## TASK BRIEF:
Copy exactly the last part of the entries, starting from the line with "Decode this image" and including the final line.

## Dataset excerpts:
——————————
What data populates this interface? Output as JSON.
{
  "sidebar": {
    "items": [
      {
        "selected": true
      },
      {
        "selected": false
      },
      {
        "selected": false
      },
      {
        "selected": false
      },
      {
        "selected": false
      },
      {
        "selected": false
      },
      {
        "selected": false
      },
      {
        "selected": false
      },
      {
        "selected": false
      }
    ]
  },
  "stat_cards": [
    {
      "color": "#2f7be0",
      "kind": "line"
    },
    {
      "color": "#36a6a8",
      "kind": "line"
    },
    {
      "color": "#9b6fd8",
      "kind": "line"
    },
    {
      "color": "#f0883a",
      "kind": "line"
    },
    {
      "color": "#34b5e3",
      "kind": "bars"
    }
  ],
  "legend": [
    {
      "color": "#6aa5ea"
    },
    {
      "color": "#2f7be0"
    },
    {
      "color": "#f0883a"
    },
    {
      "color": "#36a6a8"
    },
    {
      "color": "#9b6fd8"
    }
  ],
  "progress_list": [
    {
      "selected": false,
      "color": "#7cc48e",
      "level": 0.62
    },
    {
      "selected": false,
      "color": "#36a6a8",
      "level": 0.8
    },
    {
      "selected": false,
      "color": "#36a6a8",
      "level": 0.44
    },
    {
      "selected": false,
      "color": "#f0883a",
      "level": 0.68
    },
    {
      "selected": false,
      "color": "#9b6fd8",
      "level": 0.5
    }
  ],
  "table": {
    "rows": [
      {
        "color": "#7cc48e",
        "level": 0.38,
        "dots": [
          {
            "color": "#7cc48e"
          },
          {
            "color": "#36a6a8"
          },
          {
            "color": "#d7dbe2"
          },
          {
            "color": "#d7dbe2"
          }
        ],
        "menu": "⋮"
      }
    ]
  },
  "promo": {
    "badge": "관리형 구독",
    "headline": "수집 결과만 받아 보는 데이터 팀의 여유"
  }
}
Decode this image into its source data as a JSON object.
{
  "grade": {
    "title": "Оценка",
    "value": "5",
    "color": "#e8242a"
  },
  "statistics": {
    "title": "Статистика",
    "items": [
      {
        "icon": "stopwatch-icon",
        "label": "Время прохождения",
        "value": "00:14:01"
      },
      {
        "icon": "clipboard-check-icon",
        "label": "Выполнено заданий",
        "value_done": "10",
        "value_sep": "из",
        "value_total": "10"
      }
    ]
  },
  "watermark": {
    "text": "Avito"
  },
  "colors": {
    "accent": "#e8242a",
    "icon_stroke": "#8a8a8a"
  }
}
——————————
## THE ANSWER:
Decode this image into its source data as a JSON object.
{
  "grade": {
    "title": "Оценка",
    "value": "5",
    "color": "#e8242a"
  },
  "statistics": {
    "title": "Статистика",
    "items": [
      {
        "icon": "stopwatch-icon",
        "label": "Время прохождения",
        "value": "00:14:01"
      },
      {
        "icon": "clipboard-check-icon",
        "label": "Выполнено заданий",
        "value_done": "10",
        "value_sep": "из",
        "value_total": "10"
      }
    ]
  },
  "watermark": {
    "text": "Avito"
  },
  "colors": {
    "accent": "#e8242a",
    "icon_stroke": "#8a8a8a"
  }
}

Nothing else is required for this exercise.